**Dataset items**
[start]

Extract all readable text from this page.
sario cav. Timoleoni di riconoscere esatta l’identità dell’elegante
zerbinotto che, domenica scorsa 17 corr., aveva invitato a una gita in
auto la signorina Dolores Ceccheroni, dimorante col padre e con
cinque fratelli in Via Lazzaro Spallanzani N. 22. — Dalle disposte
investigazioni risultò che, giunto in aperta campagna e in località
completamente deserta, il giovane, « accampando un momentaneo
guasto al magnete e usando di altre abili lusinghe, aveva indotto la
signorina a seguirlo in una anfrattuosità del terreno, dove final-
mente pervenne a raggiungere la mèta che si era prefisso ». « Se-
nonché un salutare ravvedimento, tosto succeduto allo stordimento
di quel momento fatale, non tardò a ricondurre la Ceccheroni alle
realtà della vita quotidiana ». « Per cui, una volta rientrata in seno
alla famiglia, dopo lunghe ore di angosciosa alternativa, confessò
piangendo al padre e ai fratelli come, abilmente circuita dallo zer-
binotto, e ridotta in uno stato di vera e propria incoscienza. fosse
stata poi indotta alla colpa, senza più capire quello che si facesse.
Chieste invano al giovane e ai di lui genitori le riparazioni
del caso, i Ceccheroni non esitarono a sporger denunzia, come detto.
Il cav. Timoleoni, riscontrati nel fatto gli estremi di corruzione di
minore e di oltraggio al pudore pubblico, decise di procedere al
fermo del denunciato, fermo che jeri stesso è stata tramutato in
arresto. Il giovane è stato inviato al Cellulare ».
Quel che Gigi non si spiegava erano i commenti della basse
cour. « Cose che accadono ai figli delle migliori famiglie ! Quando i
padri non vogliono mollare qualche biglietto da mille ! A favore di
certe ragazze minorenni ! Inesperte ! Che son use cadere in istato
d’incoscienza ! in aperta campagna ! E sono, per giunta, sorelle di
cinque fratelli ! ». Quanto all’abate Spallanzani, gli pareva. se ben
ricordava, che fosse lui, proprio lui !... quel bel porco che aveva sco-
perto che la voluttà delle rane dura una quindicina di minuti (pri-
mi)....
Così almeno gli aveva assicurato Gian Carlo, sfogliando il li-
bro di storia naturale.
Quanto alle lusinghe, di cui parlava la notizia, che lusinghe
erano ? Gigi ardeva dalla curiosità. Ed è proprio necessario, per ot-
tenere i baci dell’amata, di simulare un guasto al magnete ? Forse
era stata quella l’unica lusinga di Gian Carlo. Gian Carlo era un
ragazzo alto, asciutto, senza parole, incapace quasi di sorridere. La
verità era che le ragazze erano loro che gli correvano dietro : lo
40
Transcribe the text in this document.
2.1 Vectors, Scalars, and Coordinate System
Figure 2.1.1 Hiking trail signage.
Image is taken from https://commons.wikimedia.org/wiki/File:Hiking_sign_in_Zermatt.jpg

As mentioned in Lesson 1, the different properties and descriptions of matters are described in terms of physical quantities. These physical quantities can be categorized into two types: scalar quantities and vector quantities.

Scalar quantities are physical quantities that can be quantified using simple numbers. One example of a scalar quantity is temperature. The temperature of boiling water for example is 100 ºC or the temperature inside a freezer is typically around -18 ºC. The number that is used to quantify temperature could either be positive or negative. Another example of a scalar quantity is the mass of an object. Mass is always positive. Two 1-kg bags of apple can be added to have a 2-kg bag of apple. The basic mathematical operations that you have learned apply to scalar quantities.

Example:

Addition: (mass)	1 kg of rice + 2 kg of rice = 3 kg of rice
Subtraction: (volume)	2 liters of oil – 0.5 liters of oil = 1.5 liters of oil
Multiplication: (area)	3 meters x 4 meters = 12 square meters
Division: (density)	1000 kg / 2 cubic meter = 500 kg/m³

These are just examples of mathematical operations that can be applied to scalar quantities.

[end]

**What is required**
Provide the number of lines in the data above that contain the string "Gian", and nothing else.

**The solution**
2